Show each line from the listing that includes the word "gumiabroncsnyomás".

— Start of Provided data —

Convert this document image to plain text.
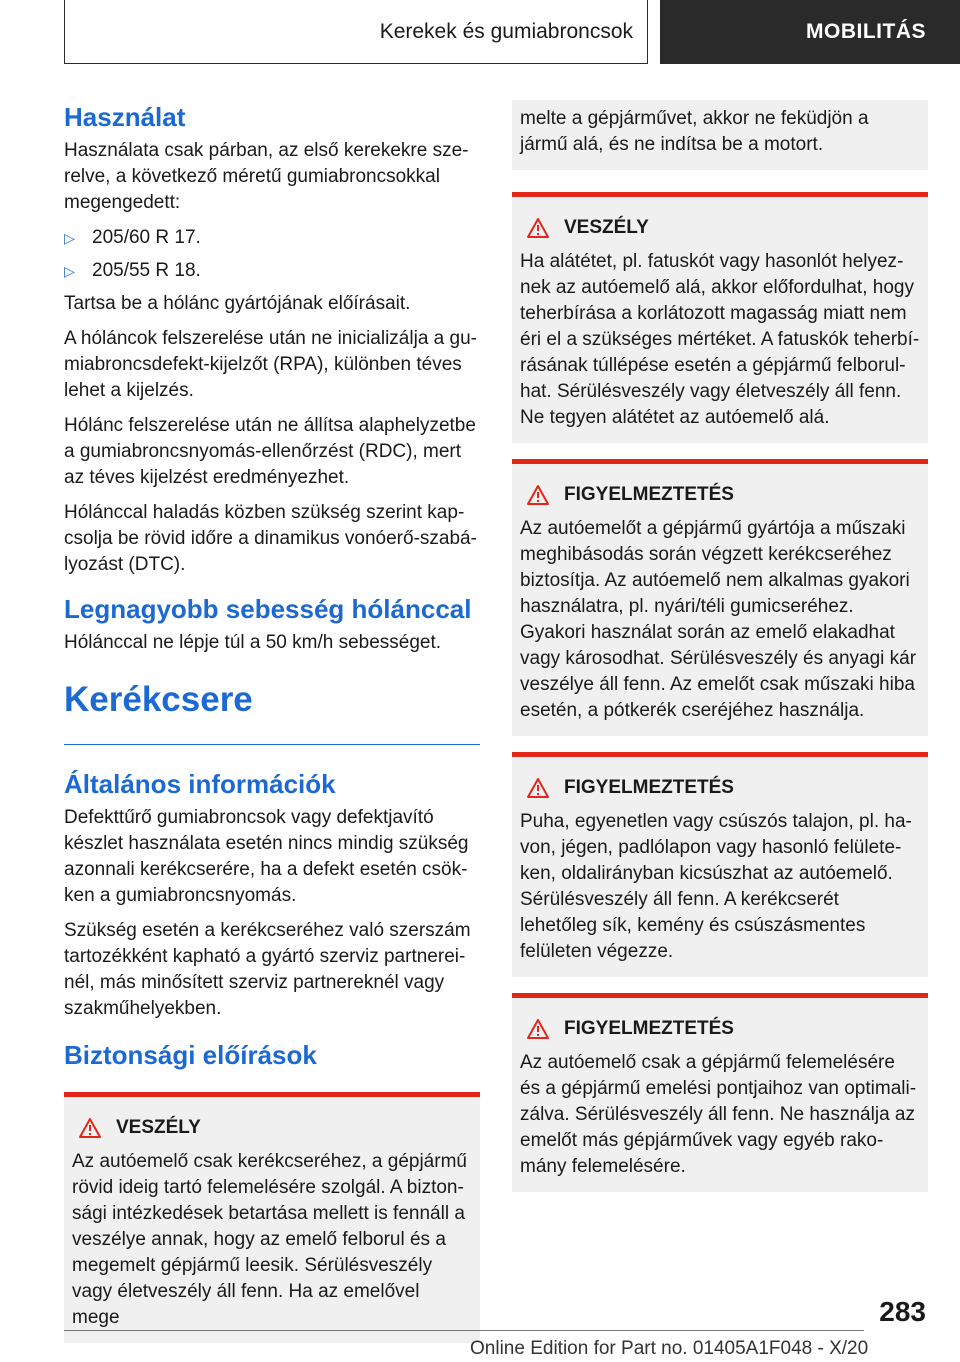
Kerekek és gumiabroncsok	MOBILITÁS
Használat

Használata csak párban, az első kerekekre szerelve, a következő méretű gumiabroncsokkal megengedett:

▷ 205/60 R 17.
▷ 205/55 R 18.

Tartsa be a hólánc gyártójának előírásait.

A hóláncok felszerelése után ne inicializálja a gumiabroncsdefekt-kijelzőt (RPA), különben téves lehet a kijelzés.

Hólánc felszerelése után ne állítsa alaphelyzetbe a gumiabroncsnyomás-ellenőrzést (RDC), mert az téves kijelzést eredményezhet.

Hólánccal haladás közben szükség szerint kapcsolja be rövid időre a dinamikus vonóerő-szabályozást (DTC).

Legnagyobb sebesség hólánccal

Hólánccal ne lépje túl a 50 km/h sebességet.

Kerékcsere
Általános információk

Defekttűrő gumiabroncsok vagy defektjavító készlet használata esetén nincs mindig szükség azonnali kerékcserére, ha a defekt esetén csökken a gumiabroncsnyomás.

Szükség esetén a kerékcseréhez való szerszám tartozékként kapható a gyártó szerviz partnereinél, más minősített szerviz partnereknél vagy szakműhelyekben.

Biztonsági előírások
VESZÉLY

Az autóemelő csak kerékcseréhez, a gépjármű rövid ideig tartó felemelésére szolgál. A biztonsági intézkedések betartása mellett is fennáll a veszélye annak, hogy az emelő felborul és a megemelt gépjármű leesik. Sérülésveszély vagy életveszély áll fenn. Ha az emelővel mege

melte a gépjárművet, akkor ne feküdjön a jármű alá, és ne indítsa be a motort.

VESZÉLY

Ha alátétet, pl. fatuskót vagy hasonlót helyeznek az autóemelő alá, akkor előfordulhat, hogy teherbírása a korlátozott magasság miatt nem éri el a szükséges mértéket. A fatuskók teherbírásának túllépése esetén a gépjármű felborulhat. Sérülésveszély vagy életveszély áll fenn. Ne tegyen alátétet az autóemelő alá.

FIGYELMEZTETÉS

Az autóemelőt a gépjármű gyártója a műszaki meghibásodás során végzett kerékcseréhez biztosítja. Az autóemelő nem alkalmas gyakori használatra, pl. nyári/téli gumicseréhez. Gyakori használat során az emelő elakadhat vagy károsodhat. Sérülésveszély és anyagi kár veszélye áll fenn. Az emelőt csak műszaki hiba esetén, a pótkerék cseréjéhez használja.

FIGYELMEZTETÉS

Puha, egyenetlen vagy csúszós talajon, pl. havon, jégen, padlólapon vagy hasonló felületeken, oldalirányban kicsúszhat az autóemelő. Sérülésveszély áll fenn. A kerékcserét lehetőleg sík, kemény és csúszásmentes felületen végezze.

FIGYELMEZTETÉS

Az autóemelő csak a gépjármű felemelésére és a gépjármű emelési pontjaihoz van optimalizálva. Sérülésveszély áll fenn. Ne használja az emelőt más gépjárművek vagy egyéb rakomány felemelésére.

283
Online Edition for Part no. 01405A1F048 - X/20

— End of Provided data —

- Solution below
Hólánc felszerelése után ne állítsa alaphelyzetbe a gumiabroncsnyomás-ellenőrzést (RDC), mert az téves kijelzést eredményezhet.
Defekttűrő gumiabroncsok vagy defektjavító készlet használata esetén nincs mindig szükség azonnali kerékcserére, ha a defekt esetén csökken a gumiabroncsnyomás.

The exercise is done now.